## Dataset entries

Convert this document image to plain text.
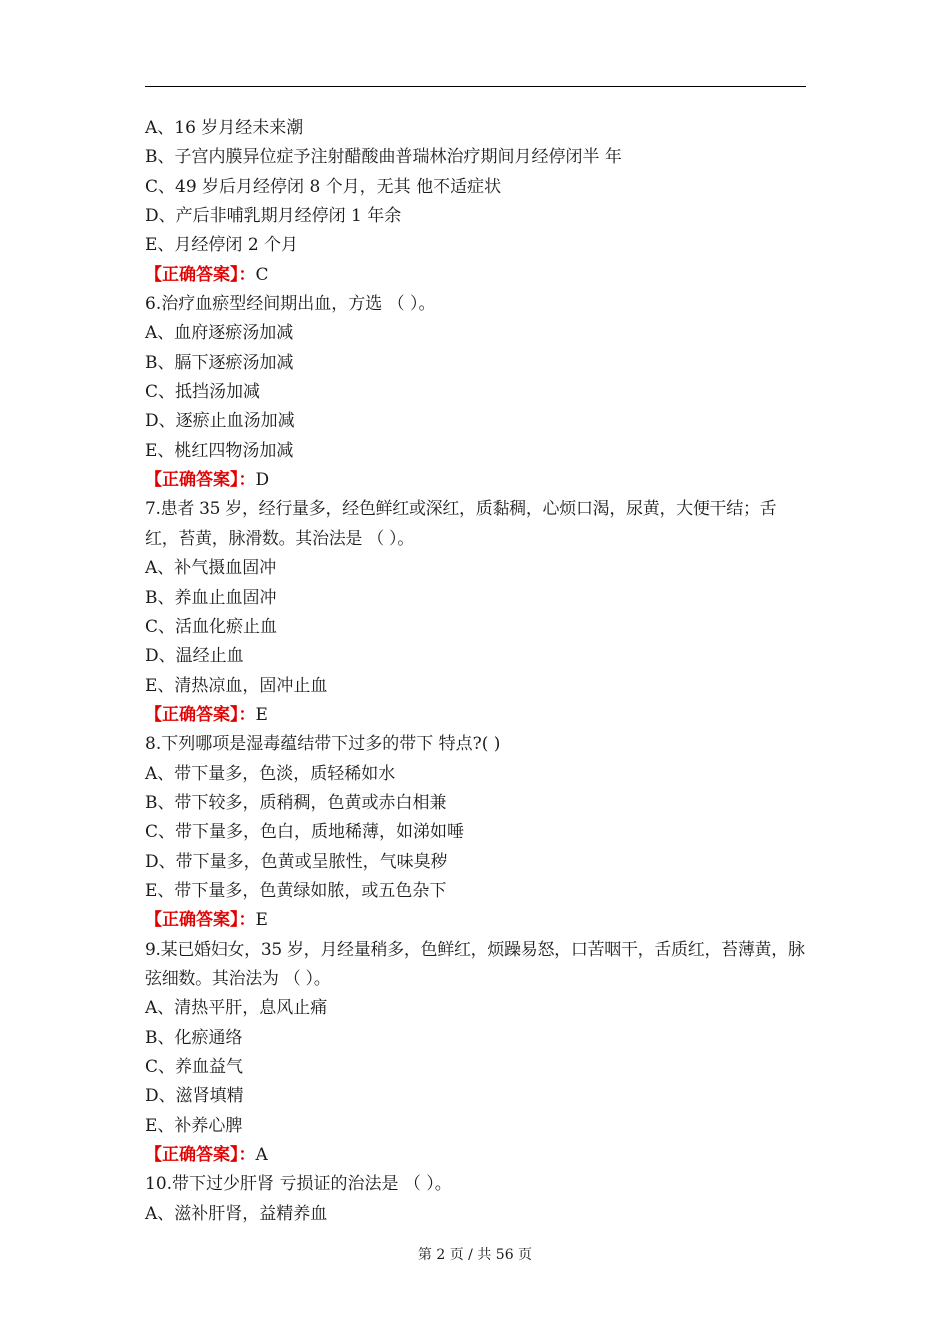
A、16 岁月经未来潮
B、子宫内膜异位症予注射醋酸曲普瑞林治疗期间月经停闭半 年
C、49 岁后月经停闭 8 个月，无其 他不适症状
D、产后非哺乳期月经停闭 1 年余
E、月经停闭 2 个月
【正确答案】：C
6.治疗血瘀型经间期出血，方选 （ ）。
A、血府逐瘀汤加减
B、膈下逐瘀汤加减
C、抵挡汤加减
D、逐瘀止血汤加减
E、桃红四物汤加减
【正确答案】：D
7.患者 35 岁，经行量多，经色鲜红或深红，质黏稠，心烦口渴，尿黄，大便干结；舌红，苔黄，脉滑数。其治法是 （ ）。
A、补气摄血固冲
B、养血止血固冲
C、活血化瘀止血
D、温经止血
E、清热凉血，固冲止血
【正确答案】：E
8.下列哪项是湿毒蕴结带下过多的带下 特点?( )
A、带下量多，色淡，质轻稀如水
B、带下较多，质稍稠，色黄或赤白相兼
C、带下量多，色白，质地稀薄，如涕如唾
D、带下量多，色黄或呈脓性，气味臭秽
E、带下量多，色黄绿如脓，或五色杂下
【正确答案】：E
9.某已婚妇女，35 岁，月经量稍多，色鲜红，烦躁易怒，口苦咽干，舌质红，苔薄黄，脉弦细数。其治法为 （ ）。
A、清热平肝，息风止痛
B、化瘀通络
C、养血益气
D、滋肾填精
E、补养心脾
【正确答案】：A
10.带下过少肝肾 亏损证的治法是 （ ）。
A、滋补肝肾，益精养血
第 2 页 / 共 56 页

## Aim
Keep every word of the data as it is when you write it out, but drop the pictures.

## Right answer
Convert this document image to plain text.
A、16 岁月经未来潮
B、子宫内膜异位症予注射醋酸曲普瑞林治疗期间月经停闭半 年
C、49 岁后月经停闭 8 个月，无其 他不适症状
D、产后非哺乳期月经停闭 1 年余
E、月经停闭 2 个月
【正确答案】：C
6.治疗血瘀型经间期出血，方选 （ ）。
A、血府逐瘀汤加减
B、膈下逐瘀汤加减
C、抵挡汤加减
D、逐瘀止血汤加减
E、桃红四物汤加减
【正确答案】：D
7.患者 35 岁，经行量多，经色鲜红或深红，质黏稠，心烦口渴，尿黄，大便干结；舌红，苔黄，脉滑数。其治法是 （ ）。
A、补气摄血固冲
B、养血止血固冲
C、活血化瘀止血
D、温经止血
E、清热凉血，固冲止血
【正确答案】：E
8.下列哪项是湿毒蕴结带下过多的带下 特点?( )
A、带下量多，色淡，质轻稀如水
B、带下较多，质稍稠，色黄或赤白相兼
C、带下量多，色白，质地稀薄，如涕如唾
D、带下量多，色黄或呈脓性，气味臭秽
E、带下量多，色黄绿如脓，或五色杂下
【正确答案】：E
9.某已婚妇女，35 岁，月经量稍多，色鲜红，烦躁易怒，口苦咽干，舌质红，苔薄黄，脉弦细数。其治法为 （ ）。
A、清热平肝，息风止痛
B、化瘀通络
C、养血益气
D、滋肾填精
E、补养心脾
【正确答案】：A
10.带下过少肝肾 亏损证的治法是 （ ）。
A、滋补肝肾，益精养血
第 2 页 / 共 56 页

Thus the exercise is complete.